> _Your goal_
Using the material that follows, identify and copy each line with the string "bookmark".
─── Records for this exercise ───
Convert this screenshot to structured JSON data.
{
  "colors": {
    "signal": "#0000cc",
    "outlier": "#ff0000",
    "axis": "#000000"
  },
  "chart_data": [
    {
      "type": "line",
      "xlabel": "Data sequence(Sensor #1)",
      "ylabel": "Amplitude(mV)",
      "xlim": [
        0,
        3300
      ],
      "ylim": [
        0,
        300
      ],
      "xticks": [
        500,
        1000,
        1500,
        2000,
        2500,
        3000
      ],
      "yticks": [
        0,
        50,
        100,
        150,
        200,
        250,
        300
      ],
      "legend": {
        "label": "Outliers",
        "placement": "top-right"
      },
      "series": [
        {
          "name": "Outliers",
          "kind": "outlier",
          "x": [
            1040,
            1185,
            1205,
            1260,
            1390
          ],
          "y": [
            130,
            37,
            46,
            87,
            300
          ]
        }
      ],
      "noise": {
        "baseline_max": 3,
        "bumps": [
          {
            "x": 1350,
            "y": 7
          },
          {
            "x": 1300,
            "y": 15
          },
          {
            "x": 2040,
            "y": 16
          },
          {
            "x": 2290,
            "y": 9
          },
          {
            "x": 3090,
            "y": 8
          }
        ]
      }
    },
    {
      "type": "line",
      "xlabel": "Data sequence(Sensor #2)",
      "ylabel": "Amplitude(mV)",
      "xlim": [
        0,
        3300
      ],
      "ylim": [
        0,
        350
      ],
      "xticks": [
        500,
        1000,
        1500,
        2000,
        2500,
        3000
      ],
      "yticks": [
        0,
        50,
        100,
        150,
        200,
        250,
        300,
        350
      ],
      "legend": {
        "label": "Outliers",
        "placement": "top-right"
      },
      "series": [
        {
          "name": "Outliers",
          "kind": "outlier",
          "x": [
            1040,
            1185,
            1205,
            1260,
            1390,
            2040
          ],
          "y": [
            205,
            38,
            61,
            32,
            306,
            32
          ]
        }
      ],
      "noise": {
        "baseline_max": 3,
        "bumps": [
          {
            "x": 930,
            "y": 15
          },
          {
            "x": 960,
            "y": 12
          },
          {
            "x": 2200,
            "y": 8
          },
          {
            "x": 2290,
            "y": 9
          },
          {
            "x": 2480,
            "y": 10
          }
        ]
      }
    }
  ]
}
───
─── Records for this exercise ───
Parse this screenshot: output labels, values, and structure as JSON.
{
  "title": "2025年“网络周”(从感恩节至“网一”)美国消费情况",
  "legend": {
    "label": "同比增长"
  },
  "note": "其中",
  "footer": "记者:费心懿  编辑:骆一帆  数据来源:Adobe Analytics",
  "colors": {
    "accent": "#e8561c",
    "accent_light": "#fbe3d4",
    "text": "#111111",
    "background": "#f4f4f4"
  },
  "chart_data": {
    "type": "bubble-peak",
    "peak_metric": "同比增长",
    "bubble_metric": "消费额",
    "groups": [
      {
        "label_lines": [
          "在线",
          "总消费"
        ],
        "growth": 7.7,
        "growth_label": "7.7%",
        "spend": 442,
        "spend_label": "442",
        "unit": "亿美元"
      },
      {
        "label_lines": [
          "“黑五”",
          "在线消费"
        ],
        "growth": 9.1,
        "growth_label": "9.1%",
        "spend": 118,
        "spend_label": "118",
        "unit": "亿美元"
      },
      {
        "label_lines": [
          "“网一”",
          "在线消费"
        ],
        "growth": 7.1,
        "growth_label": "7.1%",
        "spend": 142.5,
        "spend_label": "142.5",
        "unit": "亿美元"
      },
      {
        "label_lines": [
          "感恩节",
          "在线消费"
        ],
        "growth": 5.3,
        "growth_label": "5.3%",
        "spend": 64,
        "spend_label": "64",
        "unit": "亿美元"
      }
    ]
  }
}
───
─── Records for this exercise ───
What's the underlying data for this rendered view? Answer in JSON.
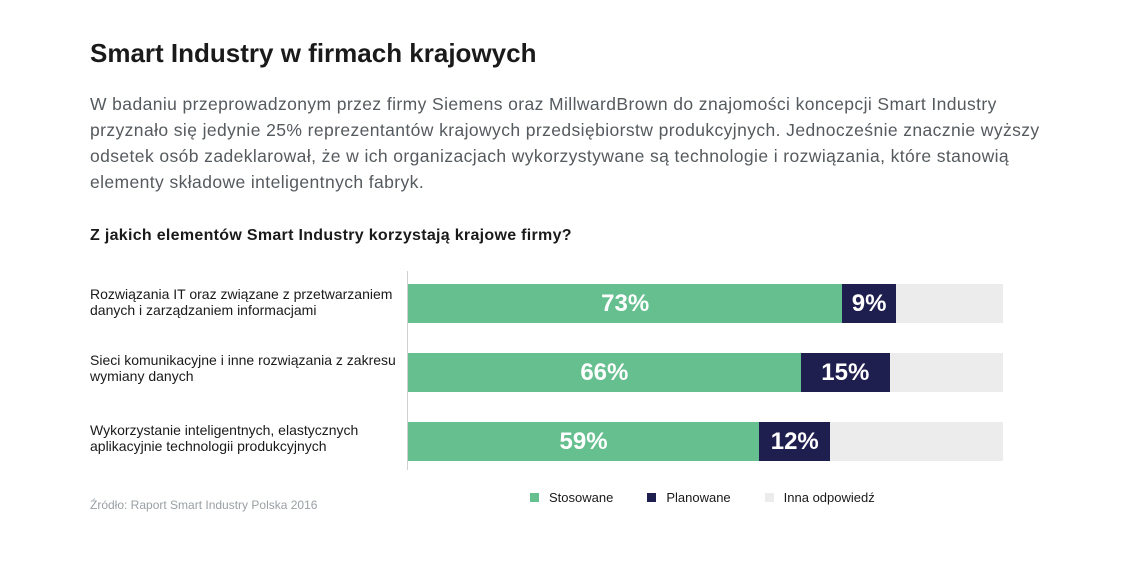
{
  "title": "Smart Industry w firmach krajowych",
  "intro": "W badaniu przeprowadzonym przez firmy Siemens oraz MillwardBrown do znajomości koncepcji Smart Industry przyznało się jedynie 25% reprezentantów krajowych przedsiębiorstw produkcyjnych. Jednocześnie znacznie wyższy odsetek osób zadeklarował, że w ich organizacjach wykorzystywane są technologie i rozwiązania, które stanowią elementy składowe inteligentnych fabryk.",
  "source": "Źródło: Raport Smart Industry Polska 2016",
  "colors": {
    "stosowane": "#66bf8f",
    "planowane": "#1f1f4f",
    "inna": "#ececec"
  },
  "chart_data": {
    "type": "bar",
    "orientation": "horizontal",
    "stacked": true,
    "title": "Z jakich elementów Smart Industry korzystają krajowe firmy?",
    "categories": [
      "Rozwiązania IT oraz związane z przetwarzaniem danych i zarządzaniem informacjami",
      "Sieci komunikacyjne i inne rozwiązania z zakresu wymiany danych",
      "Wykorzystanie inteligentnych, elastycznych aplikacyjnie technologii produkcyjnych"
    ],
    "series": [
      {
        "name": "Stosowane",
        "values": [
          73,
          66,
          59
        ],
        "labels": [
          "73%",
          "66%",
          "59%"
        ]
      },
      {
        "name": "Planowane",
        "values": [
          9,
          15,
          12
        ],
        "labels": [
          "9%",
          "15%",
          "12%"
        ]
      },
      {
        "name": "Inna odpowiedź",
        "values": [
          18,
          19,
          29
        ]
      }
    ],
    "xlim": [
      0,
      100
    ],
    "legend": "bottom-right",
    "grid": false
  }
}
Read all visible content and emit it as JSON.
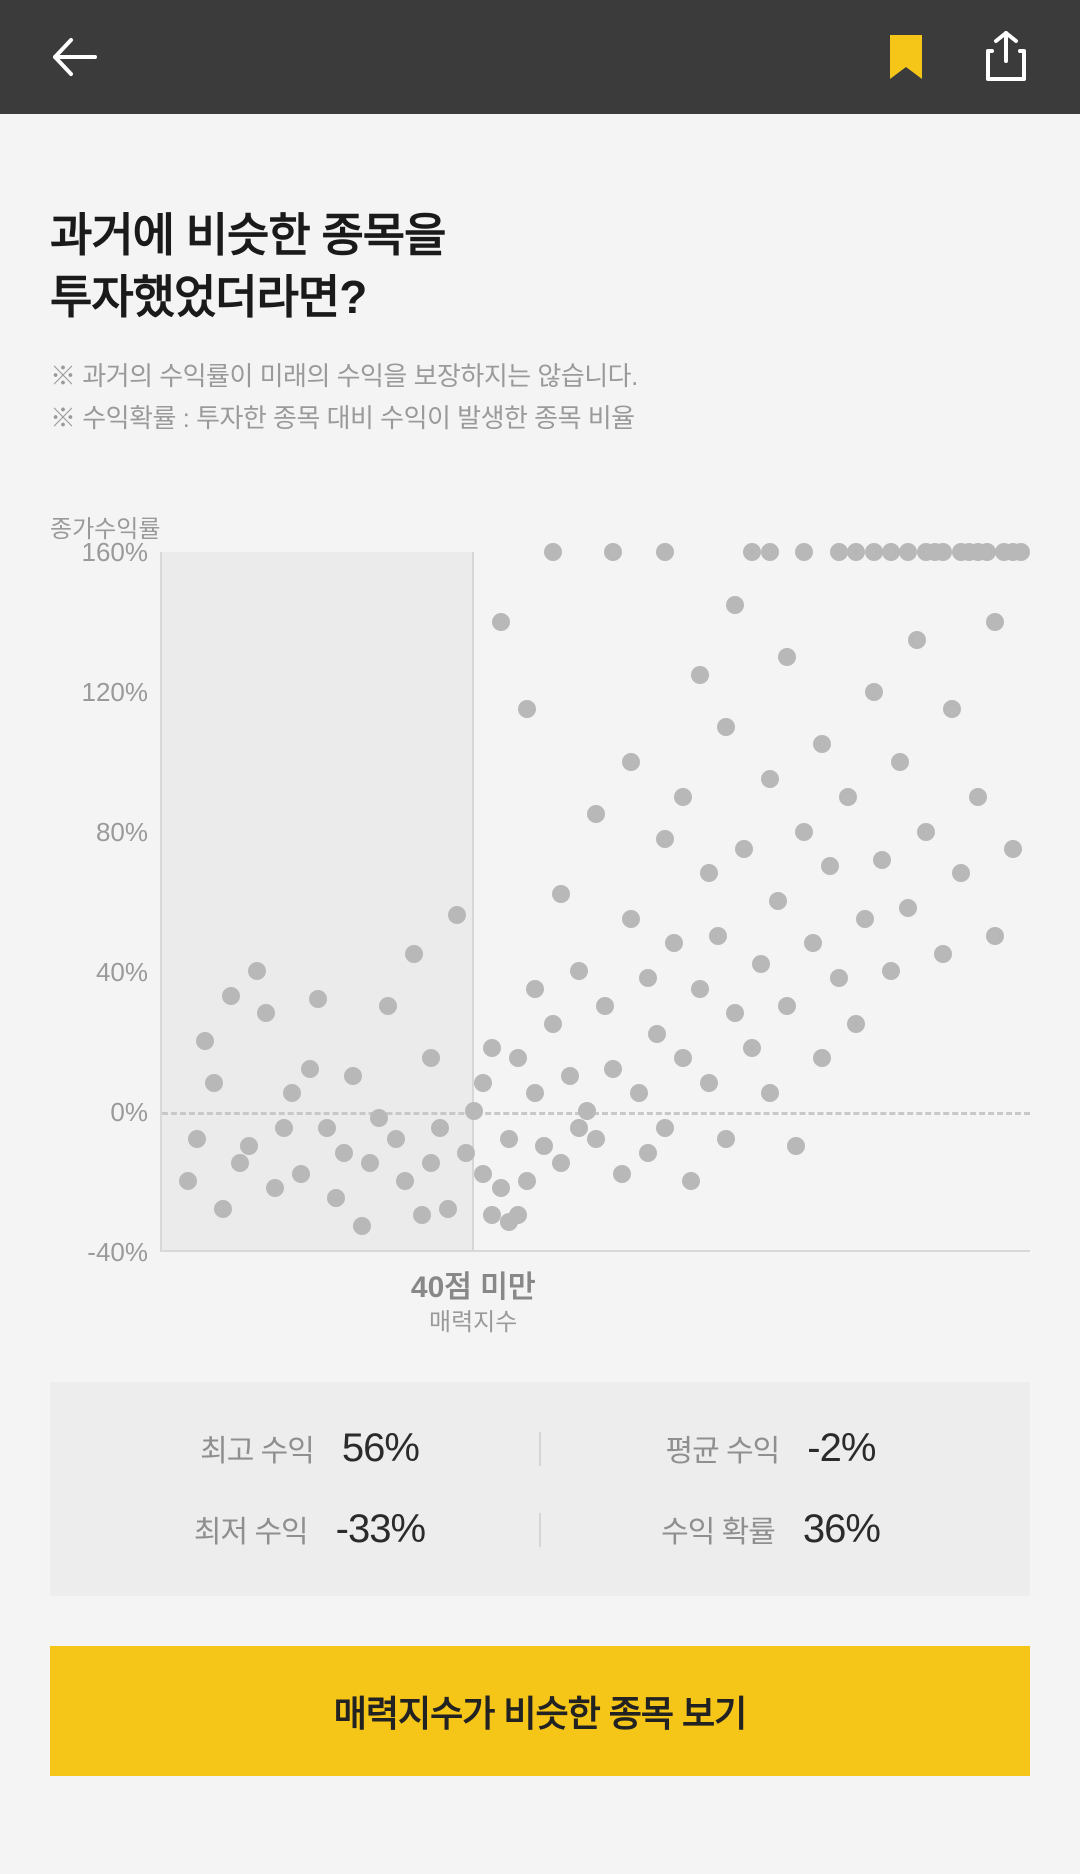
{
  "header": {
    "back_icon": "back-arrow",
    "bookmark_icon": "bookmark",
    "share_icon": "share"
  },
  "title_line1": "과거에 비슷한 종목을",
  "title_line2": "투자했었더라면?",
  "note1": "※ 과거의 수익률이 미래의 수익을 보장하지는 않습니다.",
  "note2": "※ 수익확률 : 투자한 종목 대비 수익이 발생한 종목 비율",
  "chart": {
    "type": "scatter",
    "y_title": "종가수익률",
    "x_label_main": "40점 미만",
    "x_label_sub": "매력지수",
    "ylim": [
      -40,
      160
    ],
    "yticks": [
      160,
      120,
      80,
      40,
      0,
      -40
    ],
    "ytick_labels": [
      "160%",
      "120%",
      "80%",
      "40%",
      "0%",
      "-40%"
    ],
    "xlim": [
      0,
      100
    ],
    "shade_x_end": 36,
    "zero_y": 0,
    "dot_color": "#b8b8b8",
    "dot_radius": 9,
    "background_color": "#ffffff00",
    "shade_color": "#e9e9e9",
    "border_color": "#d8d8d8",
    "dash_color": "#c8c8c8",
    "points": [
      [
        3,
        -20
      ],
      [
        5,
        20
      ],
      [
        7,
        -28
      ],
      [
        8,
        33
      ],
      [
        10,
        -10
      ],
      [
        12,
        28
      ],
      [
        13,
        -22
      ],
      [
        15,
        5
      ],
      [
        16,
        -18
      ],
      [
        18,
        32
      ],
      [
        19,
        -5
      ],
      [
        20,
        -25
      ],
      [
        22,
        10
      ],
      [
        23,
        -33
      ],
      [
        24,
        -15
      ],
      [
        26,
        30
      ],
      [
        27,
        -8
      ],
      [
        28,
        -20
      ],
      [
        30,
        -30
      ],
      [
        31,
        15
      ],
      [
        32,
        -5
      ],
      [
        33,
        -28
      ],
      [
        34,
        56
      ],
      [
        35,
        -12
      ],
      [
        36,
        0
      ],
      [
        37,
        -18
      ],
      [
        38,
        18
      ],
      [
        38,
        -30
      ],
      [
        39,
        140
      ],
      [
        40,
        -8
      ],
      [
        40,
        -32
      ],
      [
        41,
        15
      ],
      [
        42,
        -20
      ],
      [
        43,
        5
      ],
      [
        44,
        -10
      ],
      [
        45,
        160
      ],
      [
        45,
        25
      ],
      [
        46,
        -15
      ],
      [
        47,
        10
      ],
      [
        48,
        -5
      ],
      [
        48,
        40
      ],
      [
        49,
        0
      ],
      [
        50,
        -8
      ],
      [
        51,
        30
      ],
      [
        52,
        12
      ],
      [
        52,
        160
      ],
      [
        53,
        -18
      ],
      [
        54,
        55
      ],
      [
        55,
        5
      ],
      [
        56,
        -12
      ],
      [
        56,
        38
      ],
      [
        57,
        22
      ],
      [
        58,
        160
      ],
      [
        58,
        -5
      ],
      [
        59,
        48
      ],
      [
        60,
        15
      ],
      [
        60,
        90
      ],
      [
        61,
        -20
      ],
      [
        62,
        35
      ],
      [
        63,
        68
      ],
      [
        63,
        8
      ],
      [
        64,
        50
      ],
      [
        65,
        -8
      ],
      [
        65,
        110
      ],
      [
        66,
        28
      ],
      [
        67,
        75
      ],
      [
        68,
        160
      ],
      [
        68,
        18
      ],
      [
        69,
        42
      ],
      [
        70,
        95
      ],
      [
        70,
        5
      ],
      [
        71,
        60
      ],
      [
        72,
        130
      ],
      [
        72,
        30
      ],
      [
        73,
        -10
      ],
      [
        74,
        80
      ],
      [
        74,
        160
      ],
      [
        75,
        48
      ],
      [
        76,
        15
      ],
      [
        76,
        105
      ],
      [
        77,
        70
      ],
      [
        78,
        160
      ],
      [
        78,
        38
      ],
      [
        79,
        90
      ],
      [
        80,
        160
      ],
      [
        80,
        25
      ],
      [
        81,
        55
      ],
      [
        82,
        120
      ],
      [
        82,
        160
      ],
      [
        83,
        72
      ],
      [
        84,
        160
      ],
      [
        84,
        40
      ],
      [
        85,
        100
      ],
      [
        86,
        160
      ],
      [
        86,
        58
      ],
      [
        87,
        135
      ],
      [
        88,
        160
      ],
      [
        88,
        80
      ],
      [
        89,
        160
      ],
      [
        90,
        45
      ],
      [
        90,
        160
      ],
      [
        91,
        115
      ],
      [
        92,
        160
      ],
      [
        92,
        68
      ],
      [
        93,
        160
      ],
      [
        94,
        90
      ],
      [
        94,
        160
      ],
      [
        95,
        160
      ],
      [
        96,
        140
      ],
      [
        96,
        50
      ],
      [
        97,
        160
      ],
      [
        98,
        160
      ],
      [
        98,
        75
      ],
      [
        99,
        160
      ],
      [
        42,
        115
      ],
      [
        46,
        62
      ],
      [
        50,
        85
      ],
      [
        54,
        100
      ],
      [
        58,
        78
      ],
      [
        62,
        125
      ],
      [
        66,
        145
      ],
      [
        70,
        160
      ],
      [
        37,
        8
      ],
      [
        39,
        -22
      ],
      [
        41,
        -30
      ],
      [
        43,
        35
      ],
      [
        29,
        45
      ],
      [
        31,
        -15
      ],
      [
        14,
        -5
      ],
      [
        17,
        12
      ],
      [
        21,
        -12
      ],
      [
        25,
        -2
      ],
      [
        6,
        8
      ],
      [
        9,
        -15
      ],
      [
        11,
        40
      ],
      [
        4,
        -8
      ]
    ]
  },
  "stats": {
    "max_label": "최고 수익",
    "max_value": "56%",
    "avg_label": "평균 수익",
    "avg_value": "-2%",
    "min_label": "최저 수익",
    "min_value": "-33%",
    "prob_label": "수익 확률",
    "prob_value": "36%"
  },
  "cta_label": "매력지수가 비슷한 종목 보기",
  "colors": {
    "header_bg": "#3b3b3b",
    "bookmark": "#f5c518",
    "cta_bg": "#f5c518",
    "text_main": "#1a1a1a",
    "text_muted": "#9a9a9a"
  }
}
───
> _Answer to this problem_
    "bookmark_icon": "bookmark",
    "bookmark": "#f5c518",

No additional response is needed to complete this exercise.